Figure data in JSON:
_ _ _ _

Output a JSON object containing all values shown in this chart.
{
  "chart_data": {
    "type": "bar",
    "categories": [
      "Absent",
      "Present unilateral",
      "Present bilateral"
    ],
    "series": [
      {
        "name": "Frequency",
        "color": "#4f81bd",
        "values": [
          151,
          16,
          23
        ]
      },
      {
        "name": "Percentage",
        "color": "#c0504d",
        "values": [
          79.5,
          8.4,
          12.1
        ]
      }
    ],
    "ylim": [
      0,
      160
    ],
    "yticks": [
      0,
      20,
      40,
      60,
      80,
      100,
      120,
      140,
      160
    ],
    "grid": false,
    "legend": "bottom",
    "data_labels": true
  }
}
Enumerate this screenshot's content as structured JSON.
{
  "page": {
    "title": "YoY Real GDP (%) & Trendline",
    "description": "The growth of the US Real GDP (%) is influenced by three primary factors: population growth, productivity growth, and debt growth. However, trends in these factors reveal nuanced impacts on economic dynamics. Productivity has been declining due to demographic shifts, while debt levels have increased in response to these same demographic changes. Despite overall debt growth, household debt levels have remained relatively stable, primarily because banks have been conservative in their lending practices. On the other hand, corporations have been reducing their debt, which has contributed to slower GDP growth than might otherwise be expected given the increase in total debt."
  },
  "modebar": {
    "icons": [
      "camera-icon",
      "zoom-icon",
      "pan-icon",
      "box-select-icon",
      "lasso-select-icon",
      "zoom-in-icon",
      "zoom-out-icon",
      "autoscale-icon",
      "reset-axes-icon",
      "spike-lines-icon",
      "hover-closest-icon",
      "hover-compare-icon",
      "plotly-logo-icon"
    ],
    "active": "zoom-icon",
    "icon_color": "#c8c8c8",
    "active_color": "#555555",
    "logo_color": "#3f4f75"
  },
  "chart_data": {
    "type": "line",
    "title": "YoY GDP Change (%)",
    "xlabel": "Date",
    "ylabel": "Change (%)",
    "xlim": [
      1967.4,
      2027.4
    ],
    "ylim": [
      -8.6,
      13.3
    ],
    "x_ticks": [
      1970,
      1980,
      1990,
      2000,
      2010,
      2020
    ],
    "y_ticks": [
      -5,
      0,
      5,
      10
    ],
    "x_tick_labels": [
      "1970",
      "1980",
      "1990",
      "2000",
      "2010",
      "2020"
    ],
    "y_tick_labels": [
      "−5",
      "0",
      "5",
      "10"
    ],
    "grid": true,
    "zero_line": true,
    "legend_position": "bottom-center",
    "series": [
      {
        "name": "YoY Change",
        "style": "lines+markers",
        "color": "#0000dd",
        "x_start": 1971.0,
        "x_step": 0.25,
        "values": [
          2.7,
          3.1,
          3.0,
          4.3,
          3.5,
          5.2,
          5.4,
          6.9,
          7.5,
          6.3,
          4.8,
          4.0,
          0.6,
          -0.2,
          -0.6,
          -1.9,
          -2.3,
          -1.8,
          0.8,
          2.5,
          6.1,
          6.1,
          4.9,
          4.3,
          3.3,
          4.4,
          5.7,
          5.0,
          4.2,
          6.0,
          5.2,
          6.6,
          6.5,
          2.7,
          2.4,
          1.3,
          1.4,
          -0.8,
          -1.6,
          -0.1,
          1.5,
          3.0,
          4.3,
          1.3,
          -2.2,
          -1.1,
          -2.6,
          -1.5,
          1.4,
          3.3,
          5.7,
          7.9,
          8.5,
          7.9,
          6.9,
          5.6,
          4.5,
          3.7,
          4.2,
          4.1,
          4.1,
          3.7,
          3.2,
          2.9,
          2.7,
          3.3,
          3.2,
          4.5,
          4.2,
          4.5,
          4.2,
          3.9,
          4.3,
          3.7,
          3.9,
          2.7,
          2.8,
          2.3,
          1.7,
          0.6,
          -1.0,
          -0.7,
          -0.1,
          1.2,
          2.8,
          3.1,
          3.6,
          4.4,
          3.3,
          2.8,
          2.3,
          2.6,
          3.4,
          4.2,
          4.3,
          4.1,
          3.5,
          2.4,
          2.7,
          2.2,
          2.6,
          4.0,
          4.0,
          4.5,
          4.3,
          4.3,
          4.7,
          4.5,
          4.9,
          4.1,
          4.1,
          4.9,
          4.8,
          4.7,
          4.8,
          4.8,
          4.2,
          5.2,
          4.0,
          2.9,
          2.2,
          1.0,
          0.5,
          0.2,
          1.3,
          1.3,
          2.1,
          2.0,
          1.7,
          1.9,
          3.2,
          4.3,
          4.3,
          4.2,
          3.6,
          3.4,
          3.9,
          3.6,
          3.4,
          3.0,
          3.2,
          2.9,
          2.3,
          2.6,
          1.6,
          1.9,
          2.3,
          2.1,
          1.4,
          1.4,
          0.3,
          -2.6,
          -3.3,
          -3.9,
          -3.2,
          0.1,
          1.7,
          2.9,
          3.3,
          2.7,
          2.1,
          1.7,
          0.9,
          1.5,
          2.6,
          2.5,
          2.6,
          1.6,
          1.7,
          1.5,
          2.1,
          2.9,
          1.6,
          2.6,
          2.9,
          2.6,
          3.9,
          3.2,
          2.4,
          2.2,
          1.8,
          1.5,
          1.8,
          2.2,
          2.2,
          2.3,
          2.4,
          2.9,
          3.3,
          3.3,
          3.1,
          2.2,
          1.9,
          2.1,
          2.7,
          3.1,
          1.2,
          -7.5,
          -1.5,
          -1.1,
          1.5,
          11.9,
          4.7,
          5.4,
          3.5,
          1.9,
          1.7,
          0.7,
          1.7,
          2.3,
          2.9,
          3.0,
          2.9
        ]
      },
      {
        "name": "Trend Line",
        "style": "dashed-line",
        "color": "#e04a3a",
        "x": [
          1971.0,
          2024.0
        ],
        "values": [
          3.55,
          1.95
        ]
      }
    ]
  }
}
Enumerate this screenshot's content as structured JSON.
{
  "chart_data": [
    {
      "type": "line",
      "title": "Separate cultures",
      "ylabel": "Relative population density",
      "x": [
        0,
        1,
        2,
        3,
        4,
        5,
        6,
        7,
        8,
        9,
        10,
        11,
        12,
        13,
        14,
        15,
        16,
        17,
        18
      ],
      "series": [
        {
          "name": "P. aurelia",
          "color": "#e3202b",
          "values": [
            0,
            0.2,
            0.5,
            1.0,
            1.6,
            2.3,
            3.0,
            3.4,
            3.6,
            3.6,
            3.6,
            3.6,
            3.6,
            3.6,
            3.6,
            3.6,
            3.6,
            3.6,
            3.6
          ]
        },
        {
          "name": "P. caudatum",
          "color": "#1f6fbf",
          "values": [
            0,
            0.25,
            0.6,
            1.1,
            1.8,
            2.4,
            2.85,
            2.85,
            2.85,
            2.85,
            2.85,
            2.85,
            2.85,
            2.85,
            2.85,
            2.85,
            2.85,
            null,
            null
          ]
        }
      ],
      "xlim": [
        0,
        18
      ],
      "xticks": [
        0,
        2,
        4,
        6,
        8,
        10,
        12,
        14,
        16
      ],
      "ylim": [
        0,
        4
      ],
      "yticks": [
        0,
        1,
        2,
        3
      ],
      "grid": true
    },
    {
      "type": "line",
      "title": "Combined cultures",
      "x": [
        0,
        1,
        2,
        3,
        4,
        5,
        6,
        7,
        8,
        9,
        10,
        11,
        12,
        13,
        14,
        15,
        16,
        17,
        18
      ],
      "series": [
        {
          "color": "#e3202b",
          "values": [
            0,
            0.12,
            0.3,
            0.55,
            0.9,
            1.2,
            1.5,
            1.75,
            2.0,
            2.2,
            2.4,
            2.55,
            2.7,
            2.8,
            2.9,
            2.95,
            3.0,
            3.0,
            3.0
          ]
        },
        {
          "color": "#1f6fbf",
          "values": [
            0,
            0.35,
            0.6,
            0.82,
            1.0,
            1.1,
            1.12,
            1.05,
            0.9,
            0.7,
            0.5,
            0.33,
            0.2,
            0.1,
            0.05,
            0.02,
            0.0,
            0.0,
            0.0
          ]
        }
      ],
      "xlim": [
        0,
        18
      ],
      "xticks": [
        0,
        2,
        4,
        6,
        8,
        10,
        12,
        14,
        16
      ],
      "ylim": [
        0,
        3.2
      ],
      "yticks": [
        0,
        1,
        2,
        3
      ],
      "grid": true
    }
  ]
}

_ _ _ _

GIVEN TASK: Scan the records for the string "lines". Copy each line in which it appears.

FULL OUTPUT:
      "spike-lines-icon",
        "style": "lines+markers",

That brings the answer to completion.